------ EXCERPTED RECORDS

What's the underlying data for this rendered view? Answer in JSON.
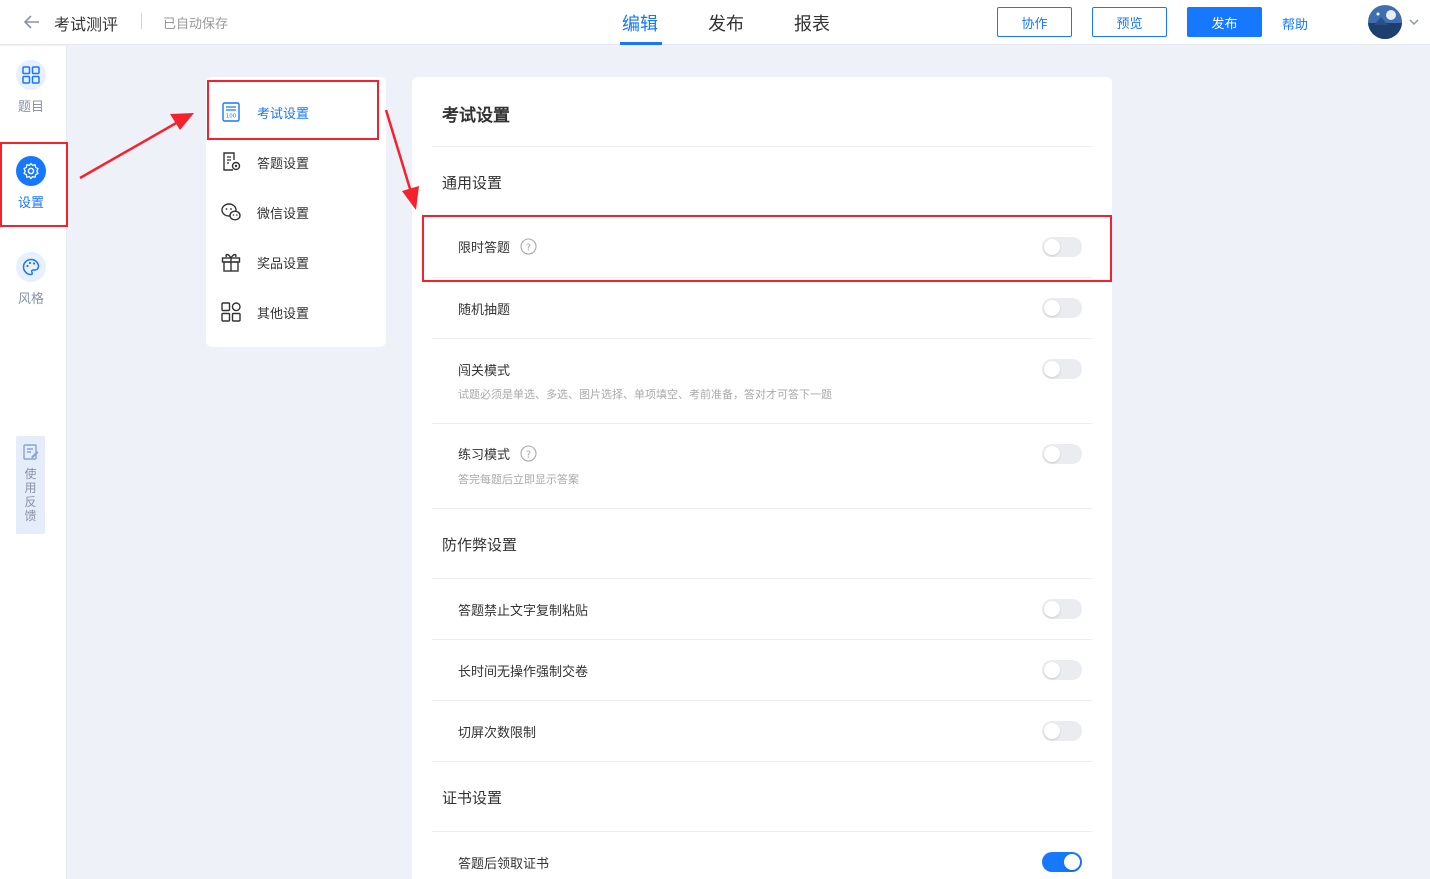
{
  "header": {
    "title": "考试测评",
    "autosave": "已自动保存",
    "tabs": [
      "编辑",
      "发布",
      "报表"
    ],
    "buttons": {
      "collaborate": "协作",
      "preview": "预览",
      "publish": "发布"
    },
    "help": "帮助"
  },
  "rail": {
    "items": [
      "题目",
      "设置",
      "风格"
    ],
    "feedback": "使用反馈"
  },
  "submenu": {
    "items": [
      "考试设置",
      "答题设置",
      "微信设置",
      "奖品设置",
      "其他设置"
    ]
  },
  "panel": {
    "title": "考试设置",
    "sections": {
      "general": "通用设置",
      "anticheat": "防作弊设置",
      "certificate": "证书设置"
    },
    "rows": {
      "timed": "限时答题",
      "random": "随机抽题",
      "level": "闯关模式",
      "level_desc": "试题必须是单选、多选、图片选择、单项填空、考前准备，答对才可答下一题",
      "practice": "练习模式",
      "practice_desc": "答完每题后立即显示答案",
      "nocopy": "答题禁止文字复制粘贴",
      "idle": "长时间无操作强制交卷",
      "switch": "切屏次数限制",
      "cert": "答题后领取证书"
    }
  },
  "colors": {
    "accent": "#1677ff",
    "highlight": "#f5222d"
  }
}
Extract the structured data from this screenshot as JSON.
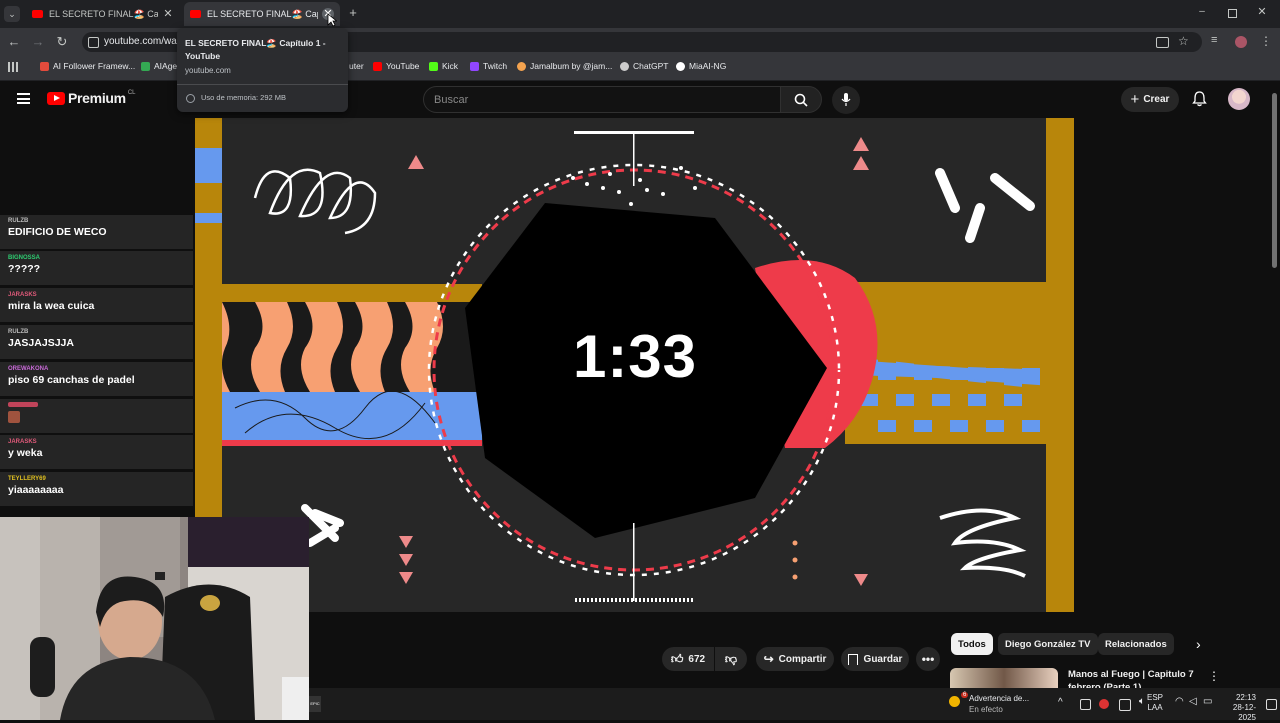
{
  "browser": {
    "tabs": [
      {
        "title": "EL SECRETO FINAL🏖️ Capítulo 1 - YouTube",
        "short": "EL SECRETO FINAL🏖️ Capítulo",
        "close": "✕"
      },
      {
        "title": "EL SECRETO FINAL🏖️ Capítulo 1 - YouTube",
        "short": "EL SECRETO FINAL🏖️ Capítulo",
        "close": "✕"
      }
    ],
    "new_tab": "+",
    "url": "youtube.com/wat",
    "tooltip": {
      "title": "EL SECRETO FINAL🏖️ Capítulo 1 - YouTube",
      "domain": "youtube.com",
      "memory": "Uso de memoria: 292 MB"
    },
    "bookmarks": [
      {
        "label": "AI Follower Framew...",
        "color": "#e34b3c"
      },
      {
        "label": "AIAge",
        "color": "#34a853"
      },
      {
        "label": "uter",
        "color": "#888888"
      },
      {
        "label": "YouTube",
        "color": "#ff0000"
      },
      {
        "label": "Kick",
        "color": "#53fc18"
      },
      {
        "label": "Twitch",
        "color": "#9146ff"
      },
      {
        "label": "Jamalbum by @jam...",
        "color": "#f4a34f"
      },
      {
        "label": "ChatGPT",
        "color": "#cccccc"
      },
      {
        "label": "MiaAI-NG",
        "color": "#ffffff"
      }
    ]
  },
  "youtube": {
    "logo": "Premium",
    "logo_country": "CL",
    "search_placeholder": "Buscar",
    "create_label": "Crear"
  },
  "video": {
    "timer": "1:33",
    "colors": {
      "mustard": "#b8860b",
      "blue": "#6699ee",
      "salmon": "#f7a072",
      "red": "#ee3b4a",
      "dark": "#272727"
    }
  },
  "chat": [
    {
      "user": "RULZB",
      "user_color": "#bbbbbb",
      "message": "EDIFICIO DE WECO"
    },
    {
      "user": "BIGNOSSA",
      "user_color": "#2ecc71",
      "message": "?????"
    },
    {
      "user": "JARASKS",
      "user_color": "#e05a7a",
      "message": "mira la wea cuica"
    },
    {
      "user": "RULZB",
      "user_color": "#bbbbbb",
      "message": "JASJAJSJJA"
    },
    {
      "user": "OREWAKONA",
      "user_color": "#c96ad8",
      "message": "piso 69 canchas de padel"
    },
    {
      "user": "JARASKS",
      "user_color": "#e05a7a",
      "message": "y weka"
    },
    {
      "user": "TEYLLERY69",
      "user_color": "#e0c020",
      "message": "yiaaaaaaaa"
    }
  ],
  "actions": {
    "likes": "672",
    "share": "Compartir",
    "save": "Guardar"
  },
  "chips": [
    "Todos",
    "Diego González TV",
    "Relacionados"
  ],
  "recommended": {
    "title": "Manos al Fuego | Capitulo 7",
    "subtitle": "febrero (Parte 1)"
  },
  "taskbar": {
    "weather_title": "Advertencia de...",
    "weather_sub": "En efecto",
    "weather_badge": "6",
    "lang_top": "ESP",
    "lang_bottom": "LAA",
    "time": "22:13",
    "date": "28-12-2025",
    "epic": "EPIC"
  }
}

------------

* **THE TASK**: Reproduce all of the data exactly; the pictures do not belong in the copy.

* **THE REPLY**:
What's the underlying data for this rendered view? Answer in JSON.
{
  "header": {
    "title": "考试测评",
    "autosave": "已自动保存",
    "tabs": [
      "编辑",
      "发布",
      "报表"
    ],
    "buttons": {
      "collaborate": "协作",
      "preview": "预览",
      "publish": "发布"
    },
    "help": "帮助"
  },
  "rail": {
    "items": [
      "题目",
      "设置",
      "风格"
    ],
    "feedback": "使用反馈"
  },
  "submenu": {
    "items": [
      "考试设置",
      "答题设置",
      "微信设置",
      "奖品设置",
      "其他设置"
    ]
  },
  "panel": {
    "title": "考试设置",
    "sections": {
      "general": "通用设置",
      "anticheat": "防作弊设置",
      "certificate": "证书设置"
    },
    "rows": {
      "timed": "限时答题",
      "random": "随机抽题",
      "level": "闯关模式",
      "level_desc": "试题必须是单选、多选、图片选择、单项填空、考前准备，答对才可答下一题",
      "practice": "练习模式",
      "practice_desc": "答完每题后立即显示答案",
      "nocopy": "答题禁止文字复制粘贴",
      "idle": "长时间无操作强制交卷",
      "switch": "切屏次数限制",
      "cert": "答题后领取证书"
    }
  },
  "colors": {
    "accent": "#1677ff",
    "highlight": "#f5222d"
  }
}
Extract the structured data from this screenshot as JSON.
{
  "browser": {
    "tabs": [
      {
        "title": "EL SECRETO FINAL🏖️ Capítulo 1 - YouTube",
        "short": "EL SECRETO FINAL🏖️ Capítulo",
        "close": "✕"
      },
      {
        "title": "EL SECRETO FINAL🏖️ Capítulo 1 - YouTube",
        "short": "EL SECRETO FINAL🏖️ Capítulo",
        "close": "✕"
      }
    ],
    "new_tab": "+",
    "url": "youtube.com/wat",
    "tooltip": {
      "title": "EL SECRETO FINAL🏖️ Capítulo 1 - YouTube",
      "domain": "youtube.com",
      "memory": "Uso de memoria: 292 MB"
    },
    "bookmarks": [
      {
        "label": "AI Follower Framew...",
        "color": "#e34b3c"
      },
      {
        "label": "AIAge",
        "color": "#34a853"
      },
      {
        "label": "uter",
        "color": "#888888"
      },
      {
        "label": "YouTube",
        "color": "#ff0000"
      },
      {
        "label": "Kick",
        "color": "#53fc18"
      },
      {
        "label": "Twitch",
        "color": "#9146ff"
      },
      {
        "label": "Jamalbum by @jam...",
        "color": "#f4a34f"
      },
      {
        "label": "ChatGPT",
        "color": "#cccccc"
      },
      {
        "label": "MiaAI-NG",
        "color": "#ffffff"
      }
    ]
  },
  "youtube": {
    "logo": "Premium",
    "logo_country": "CL",
    "search_placeholder": "Buscar",
    "create_label": "Crear"
  },
  "video": {
    "timer": "1:33",
    "colors": {
      "mustard": "#b8860b",
      "blue": "#6699ee",
      "salmon": "#f7a072",
      "red": "#ee3b4a",
      "dark": "#272727"
    }
  },
  "chat": [
    {
      "user": "RULZB",
      "user_color": "#bbbbbb",
      "message": "EDIFICIO DE WECO"
    },
    {
      "user": "BIGNOSSA",
      "user_color": "#2ecc71",
      "message": "?????"
    },
    {
      "user": "JARASKS",
      "user_color": "#e05a7a",
      "message": "mira la wea cuica"
    },
    {
      "user": "RULZB",
      "user_color": "#bbbbbb",
      "message": "JASJAJSJJA"
    },
    {
      "user": "OREWAKONA",
      "user_color": "#c96ad8",
      "message": "piso 69 canchas de padel"
    },
    {
      "user": "JARASKS",
      "user_color": "#e05a7a",
      "message": "y weka"
    },
    {
      "user": "TEYLLERY69",
      "user_color": "#e0c020",
      "message": "yiaaaaaaaa"
    }
  ],
  "actions": {
    "likes": "672",
    "share": "Compartir",
    "save": "Guardar"
  },
  "chips": [
    "Todos",
    "Diego González TV",
    "Relacionados"
  ],
  "recommended": {
    "title": "Manos al Fuego | Capitulo 7",
    "subtitle": "febrero (Parte 1)"
  },
  "taskbar": {
    "weather_title": "Advertencia de...",
    "weather_sub": "En efecto",
    "weather_badge": "6",
    "lang_top": "ESP",
    "lang_bottom": "LAA",
    "time": "22:13",
    "date": "28-12-2025",
    "epic": "EPIC"
  }
}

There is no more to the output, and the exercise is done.